━━━ STORED DATA

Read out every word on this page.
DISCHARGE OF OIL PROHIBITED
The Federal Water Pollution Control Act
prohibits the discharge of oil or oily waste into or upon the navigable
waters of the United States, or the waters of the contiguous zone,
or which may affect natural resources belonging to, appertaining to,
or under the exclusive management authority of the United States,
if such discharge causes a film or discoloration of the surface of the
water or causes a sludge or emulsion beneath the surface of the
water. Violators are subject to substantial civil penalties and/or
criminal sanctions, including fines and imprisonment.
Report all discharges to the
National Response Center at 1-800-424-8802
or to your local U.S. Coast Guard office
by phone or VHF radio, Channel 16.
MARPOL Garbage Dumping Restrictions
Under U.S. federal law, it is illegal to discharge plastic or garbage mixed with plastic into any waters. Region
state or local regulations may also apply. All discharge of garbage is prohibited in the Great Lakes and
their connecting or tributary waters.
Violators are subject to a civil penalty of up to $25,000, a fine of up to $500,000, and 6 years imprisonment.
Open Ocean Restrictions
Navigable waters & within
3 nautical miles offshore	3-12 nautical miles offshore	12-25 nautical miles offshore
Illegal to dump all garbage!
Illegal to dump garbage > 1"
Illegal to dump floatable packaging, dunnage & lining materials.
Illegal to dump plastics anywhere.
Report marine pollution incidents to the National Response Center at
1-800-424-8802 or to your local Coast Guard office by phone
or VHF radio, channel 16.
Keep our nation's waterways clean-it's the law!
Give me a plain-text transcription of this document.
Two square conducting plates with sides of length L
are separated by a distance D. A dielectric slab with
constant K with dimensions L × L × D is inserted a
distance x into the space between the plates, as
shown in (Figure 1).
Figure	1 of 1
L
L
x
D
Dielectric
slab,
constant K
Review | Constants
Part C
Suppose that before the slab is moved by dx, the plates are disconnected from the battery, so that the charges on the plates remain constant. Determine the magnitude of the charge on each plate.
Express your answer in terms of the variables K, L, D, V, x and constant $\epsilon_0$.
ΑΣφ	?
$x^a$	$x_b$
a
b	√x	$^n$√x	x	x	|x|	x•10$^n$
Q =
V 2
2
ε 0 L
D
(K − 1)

━━━━━━

WHAT YOU WILL DO:
All of the records must be retyped exactly as they are.

SOLVED PROBLEM:
Read out every word on this page.
DISCHARGE OF OIL PROHIBITED
The Federal Water Pollution Control Act
prohibits the discharge of oil or oily waste into or upon the navigable
waters of the United States, or the waters of the contiguous zone,
or which may affect natural resources belonging to, appertaining to,
or under the exclusive management authority of the United States,
if such discharge causes a film or discoloration of the surface of the
water or causes a sludge or emulsion beneath the surface of the
water. Violators are subject to substantial civil penalties and/or
criminal sanctions, including fines and imprisonment.
Report all discharges to the
National Response Center at 1-800-424-8802
or to your local U.S. Coast Guard office
by phone or VHF radio, Channel 16.
MARPOL Garbage Dumping Restrictions
Under U.S. federal law, it is illegal to discharge plastic or garbage mixed with plastic into any waters. Region
state or local regulations may also apply. All discharge of garbage is prohibited in the Great Lakes and
their connecting or tributary waters.
Violators are subject to a civil penalty of up to $25,000, a fine of up to $500,000, and 6 years imprisonment.
Open Ocean Restrictions
Navigable waters & within
3 nautical miles offshore	3-12 nautical miles offshore	12-25 nautical miles offshore
Illegal to dump all garbage!
Illegal to dump garbage > 1"
Illegal to dump floatable packaging, dunnage & lining materials.
Illegal to dump plastics anywhere.
Report marine pollution incidents to the National Response Center at
1-800-424-8802 or to your local Coast Guard office by phone
or VHF radio, channel 16.
Keep our nation's waterways clean-it's the law!
Give me a plain-text transcription of this document.
Two square conducting plates with sides of length L
are separated by a distance D. A dielectric slab with
constant K with dimensions L × L × D is inserted a
distance x into the space between the plates, as
shown in (Figure 1).
Figure	1 of 1
L
L
x
D
Dielectric
slab,
constant K
Review | Constants
Part C
Suppose that before the slab is moved by dx, the plates are disconnected from the battery, so that the charges on the plates remain constant. Determine the magnitude of the charge on each plate.
Express your answer in terms of the variables K, L, D, V, x and constant $\epsilon_0$.
ΑΣφ	?
$x^a$	$x_b$
a
b	√x	$^n$√x	x	x	|x|	x•10$^n$
Q =
V 2
2
ε 0 L
D
(K − 1)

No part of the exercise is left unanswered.